[Stored entries]
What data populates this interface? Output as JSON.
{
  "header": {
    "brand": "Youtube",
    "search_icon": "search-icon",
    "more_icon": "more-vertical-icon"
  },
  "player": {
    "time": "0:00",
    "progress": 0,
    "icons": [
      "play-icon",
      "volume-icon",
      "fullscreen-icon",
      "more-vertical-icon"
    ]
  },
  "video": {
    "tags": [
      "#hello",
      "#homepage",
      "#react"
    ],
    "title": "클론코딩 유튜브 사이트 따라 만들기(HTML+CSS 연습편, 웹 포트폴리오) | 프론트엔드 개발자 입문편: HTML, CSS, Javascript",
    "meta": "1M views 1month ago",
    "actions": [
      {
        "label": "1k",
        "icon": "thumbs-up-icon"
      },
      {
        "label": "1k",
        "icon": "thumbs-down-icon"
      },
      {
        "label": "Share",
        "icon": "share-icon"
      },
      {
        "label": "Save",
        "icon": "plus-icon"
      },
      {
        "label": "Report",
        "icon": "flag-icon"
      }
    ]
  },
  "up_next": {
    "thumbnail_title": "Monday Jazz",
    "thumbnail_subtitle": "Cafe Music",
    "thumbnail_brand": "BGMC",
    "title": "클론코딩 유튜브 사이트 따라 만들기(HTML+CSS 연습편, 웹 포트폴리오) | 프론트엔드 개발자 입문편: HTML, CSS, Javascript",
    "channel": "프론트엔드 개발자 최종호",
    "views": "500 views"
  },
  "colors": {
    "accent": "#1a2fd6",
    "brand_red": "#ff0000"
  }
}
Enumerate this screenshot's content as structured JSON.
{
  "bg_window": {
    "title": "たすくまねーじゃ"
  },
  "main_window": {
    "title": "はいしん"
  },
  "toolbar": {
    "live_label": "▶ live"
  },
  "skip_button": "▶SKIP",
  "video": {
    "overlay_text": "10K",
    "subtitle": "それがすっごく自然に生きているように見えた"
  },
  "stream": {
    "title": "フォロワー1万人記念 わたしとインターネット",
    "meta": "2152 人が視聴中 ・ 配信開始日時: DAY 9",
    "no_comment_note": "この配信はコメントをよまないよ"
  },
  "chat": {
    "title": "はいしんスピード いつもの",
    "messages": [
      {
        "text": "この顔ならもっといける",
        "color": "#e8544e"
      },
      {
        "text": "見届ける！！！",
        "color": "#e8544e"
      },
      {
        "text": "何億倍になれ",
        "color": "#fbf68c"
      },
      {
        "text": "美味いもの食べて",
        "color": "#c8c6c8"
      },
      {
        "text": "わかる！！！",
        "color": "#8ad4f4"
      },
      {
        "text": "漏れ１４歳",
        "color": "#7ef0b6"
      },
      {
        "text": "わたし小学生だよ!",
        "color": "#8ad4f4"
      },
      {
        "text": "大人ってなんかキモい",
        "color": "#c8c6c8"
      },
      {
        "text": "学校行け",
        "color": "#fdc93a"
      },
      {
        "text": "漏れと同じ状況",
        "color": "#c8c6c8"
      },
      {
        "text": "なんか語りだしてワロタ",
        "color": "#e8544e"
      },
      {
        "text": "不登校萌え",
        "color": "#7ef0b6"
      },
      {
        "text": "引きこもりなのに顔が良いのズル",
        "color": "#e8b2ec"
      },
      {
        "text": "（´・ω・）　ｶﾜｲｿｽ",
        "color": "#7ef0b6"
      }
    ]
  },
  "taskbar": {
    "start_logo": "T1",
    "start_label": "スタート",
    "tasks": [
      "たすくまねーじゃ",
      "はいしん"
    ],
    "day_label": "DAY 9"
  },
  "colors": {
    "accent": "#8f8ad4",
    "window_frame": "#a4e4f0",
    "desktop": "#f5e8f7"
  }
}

**WRITTEN EXERCISE**.
Looking at the records above, tally the lines holding "vertical" and reply with that number only.

**WRITTEN RESPONSE**.
2